Copy down all of the data underneath, exactly as shown.
--- Start of THE RECORDS ---
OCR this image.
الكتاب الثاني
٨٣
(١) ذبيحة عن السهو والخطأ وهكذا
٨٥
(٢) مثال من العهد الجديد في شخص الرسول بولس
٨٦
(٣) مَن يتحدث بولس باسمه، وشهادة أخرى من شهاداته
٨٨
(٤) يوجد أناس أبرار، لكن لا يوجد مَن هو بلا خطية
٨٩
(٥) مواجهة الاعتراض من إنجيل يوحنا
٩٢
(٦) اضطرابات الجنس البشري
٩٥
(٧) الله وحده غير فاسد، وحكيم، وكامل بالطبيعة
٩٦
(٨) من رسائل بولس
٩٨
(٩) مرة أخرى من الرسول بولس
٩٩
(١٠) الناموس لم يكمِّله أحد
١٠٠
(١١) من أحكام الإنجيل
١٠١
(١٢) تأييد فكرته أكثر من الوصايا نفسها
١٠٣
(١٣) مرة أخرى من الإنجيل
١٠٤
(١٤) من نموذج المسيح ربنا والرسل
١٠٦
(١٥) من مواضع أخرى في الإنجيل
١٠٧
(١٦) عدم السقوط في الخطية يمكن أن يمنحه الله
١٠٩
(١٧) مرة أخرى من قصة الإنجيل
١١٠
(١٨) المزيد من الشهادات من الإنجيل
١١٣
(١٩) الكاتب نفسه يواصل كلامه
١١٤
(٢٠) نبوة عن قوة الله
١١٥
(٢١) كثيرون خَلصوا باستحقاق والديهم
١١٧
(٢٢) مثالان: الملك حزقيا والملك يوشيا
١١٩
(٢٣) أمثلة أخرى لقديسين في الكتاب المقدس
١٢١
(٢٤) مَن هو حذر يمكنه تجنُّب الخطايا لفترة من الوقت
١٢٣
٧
--- End of THE RECORDS ---
RESPONSE:
OCR this image.
الكتاب الثاني
٨٣
(١) ذبيحة عن السهو والخطأ وهكذا
٨٥
(٢) مثال من العهد الجديد في شخص الرسول بولس
٨٦
(٣) مَن يتحدث بولس باسمه، وشهادة أخرى من شهاداته
٨٨
(٤) يوجد أناس أبرار، لكن لا يوجد مَن هو بلا خطية
٨٩
(٥) مواجهة الاعتراض من إنجيل يوحنا
٩٢
(٦) اضطرابات الجنس البشري
٩٥
(٧) الله وحده غير فاسد، وحكيم، وكامل بالطبيعة
٩٦
(٨) من رسائل بولس
٩٨
(٩) مرة أخرى من الرسول بولس
٩٩
(١٠) الناموس لم يكمِّله أحد
١٠٠
(١١) من أحكام الإنجيل
١٠١
(١٢) تأييد فكرته أكثر من الوصايا نفسها
١٠٣
(١٣) مرة أخرى من الإنجيل
١٠٤
(١٤) من نموذج المسيح ربنا والرسل
١٠٦
(١٥) من مواضع أخرى في الإنجيل
١٠٧
(١٦) عدم السقوط في الخطية يمكن أن يمنحه الله
١٠٩
(١٧) مرة أخرى من قصة الإنجيل
١١٠
(١٨) المزيد من الشهادات من الإنجيل
١١٣
(١٩) الكاتب نفسه يواصل كلامه
١١٤
(٢٠) نبوة عن قوة الله
١١٥
(٢١) كثيرون خَلصوا باستحقاق والديهم
١١٧
(٢٢) مثالان: الملك حزقيا والملك يوشيا
١١٩
(٢٣) أمثلة أخرى لقديسين في الكتاب المقدس
١٢١
(٢٤) مَن هو حذر يمكنه تجنُّب الخطايا لفترة من الوقت
١٢٣
٧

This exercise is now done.